=== GIVEN INFORMATION ===
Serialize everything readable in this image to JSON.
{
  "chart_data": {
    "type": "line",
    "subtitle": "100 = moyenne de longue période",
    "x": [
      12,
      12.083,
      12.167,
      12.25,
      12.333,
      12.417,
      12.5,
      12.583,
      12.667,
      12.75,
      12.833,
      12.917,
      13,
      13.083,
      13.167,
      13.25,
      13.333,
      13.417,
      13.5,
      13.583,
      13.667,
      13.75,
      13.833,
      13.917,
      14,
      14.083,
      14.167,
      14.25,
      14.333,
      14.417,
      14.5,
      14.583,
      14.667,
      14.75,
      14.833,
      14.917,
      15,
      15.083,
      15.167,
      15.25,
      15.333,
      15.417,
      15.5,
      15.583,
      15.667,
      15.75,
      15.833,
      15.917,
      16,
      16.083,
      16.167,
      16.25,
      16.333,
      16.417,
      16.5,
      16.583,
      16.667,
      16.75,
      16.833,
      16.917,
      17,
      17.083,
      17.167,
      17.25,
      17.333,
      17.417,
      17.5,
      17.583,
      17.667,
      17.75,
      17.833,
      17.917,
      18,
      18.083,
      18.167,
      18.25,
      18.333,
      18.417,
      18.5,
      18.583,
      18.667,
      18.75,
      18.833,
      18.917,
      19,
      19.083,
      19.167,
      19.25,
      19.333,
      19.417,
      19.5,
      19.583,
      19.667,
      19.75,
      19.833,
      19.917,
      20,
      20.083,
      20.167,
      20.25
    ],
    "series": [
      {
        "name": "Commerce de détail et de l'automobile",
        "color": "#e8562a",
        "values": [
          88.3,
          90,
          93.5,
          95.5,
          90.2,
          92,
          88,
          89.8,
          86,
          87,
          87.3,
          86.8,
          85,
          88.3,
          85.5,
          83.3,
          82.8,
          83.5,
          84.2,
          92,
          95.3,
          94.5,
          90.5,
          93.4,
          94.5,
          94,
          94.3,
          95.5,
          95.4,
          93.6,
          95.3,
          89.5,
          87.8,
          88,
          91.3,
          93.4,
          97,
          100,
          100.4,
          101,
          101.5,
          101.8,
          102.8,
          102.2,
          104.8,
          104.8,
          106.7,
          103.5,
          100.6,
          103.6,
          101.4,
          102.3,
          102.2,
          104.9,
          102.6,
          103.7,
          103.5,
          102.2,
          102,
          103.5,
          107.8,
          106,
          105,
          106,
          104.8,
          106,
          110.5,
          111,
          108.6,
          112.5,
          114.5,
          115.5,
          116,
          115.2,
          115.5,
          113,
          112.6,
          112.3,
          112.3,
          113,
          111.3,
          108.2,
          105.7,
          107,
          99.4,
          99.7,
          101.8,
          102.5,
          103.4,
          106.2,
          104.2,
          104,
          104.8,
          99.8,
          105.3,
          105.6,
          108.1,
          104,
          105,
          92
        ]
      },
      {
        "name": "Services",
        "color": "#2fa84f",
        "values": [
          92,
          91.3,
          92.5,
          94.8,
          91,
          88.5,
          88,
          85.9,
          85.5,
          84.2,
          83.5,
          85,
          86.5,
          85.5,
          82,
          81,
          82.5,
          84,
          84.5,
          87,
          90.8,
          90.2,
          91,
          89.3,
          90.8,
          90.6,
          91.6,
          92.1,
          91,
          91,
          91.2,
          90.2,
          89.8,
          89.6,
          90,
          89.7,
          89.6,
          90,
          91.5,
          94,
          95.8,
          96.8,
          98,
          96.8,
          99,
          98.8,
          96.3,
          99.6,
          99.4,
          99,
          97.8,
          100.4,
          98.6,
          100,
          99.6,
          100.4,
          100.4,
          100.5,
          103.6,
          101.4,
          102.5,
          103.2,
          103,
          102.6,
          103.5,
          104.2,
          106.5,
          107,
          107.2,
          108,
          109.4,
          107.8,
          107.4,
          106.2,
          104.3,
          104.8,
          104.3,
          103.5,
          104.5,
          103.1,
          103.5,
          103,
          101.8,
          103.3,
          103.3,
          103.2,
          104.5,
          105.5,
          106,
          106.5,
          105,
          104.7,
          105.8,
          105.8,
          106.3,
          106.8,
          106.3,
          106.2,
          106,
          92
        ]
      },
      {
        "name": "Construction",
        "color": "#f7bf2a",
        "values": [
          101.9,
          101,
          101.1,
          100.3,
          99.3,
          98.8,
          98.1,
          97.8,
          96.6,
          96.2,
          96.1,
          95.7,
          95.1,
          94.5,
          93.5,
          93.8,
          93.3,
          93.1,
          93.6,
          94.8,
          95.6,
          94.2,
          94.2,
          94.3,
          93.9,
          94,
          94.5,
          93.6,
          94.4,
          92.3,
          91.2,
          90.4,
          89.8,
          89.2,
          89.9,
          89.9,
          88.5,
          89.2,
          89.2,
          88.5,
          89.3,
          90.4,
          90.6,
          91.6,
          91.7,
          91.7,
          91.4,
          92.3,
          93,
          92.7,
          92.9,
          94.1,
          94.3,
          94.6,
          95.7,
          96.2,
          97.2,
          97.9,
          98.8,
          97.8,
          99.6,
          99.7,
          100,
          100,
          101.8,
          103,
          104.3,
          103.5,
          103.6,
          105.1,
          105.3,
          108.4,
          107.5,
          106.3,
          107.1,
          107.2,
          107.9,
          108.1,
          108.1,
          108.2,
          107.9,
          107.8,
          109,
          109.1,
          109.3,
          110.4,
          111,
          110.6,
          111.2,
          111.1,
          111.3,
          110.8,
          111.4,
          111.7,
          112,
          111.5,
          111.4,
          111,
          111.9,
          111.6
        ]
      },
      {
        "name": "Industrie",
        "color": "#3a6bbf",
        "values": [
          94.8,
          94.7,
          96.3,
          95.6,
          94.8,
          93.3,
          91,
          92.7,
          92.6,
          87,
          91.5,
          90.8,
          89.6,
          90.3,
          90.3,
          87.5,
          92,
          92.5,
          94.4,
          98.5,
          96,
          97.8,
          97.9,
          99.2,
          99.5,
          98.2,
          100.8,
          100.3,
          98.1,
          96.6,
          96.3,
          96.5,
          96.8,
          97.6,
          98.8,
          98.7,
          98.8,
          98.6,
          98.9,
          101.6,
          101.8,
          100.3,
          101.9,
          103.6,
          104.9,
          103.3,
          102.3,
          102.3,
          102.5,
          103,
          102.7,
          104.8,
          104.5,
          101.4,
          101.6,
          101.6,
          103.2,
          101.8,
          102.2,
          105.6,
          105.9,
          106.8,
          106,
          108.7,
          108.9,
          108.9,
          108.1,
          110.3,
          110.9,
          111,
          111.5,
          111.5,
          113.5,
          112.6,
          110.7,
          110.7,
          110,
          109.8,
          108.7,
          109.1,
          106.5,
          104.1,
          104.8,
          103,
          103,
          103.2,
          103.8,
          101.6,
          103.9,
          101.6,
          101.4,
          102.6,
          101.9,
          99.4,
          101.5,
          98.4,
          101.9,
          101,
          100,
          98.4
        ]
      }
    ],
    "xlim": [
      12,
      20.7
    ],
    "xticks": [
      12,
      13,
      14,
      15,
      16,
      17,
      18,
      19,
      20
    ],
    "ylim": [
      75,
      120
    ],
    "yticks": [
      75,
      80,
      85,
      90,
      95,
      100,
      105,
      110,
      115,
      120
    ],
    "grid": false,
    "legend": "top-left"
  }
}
===
• SHORT TASK
Locate the lines above that contain "name" and copy them.

• SOLUTION TO THE EXERCISE
        "name": "Commerce de détail et de l'automobile",
        "name": "Services",
        "name": "Construction",
        "name": "Industrie",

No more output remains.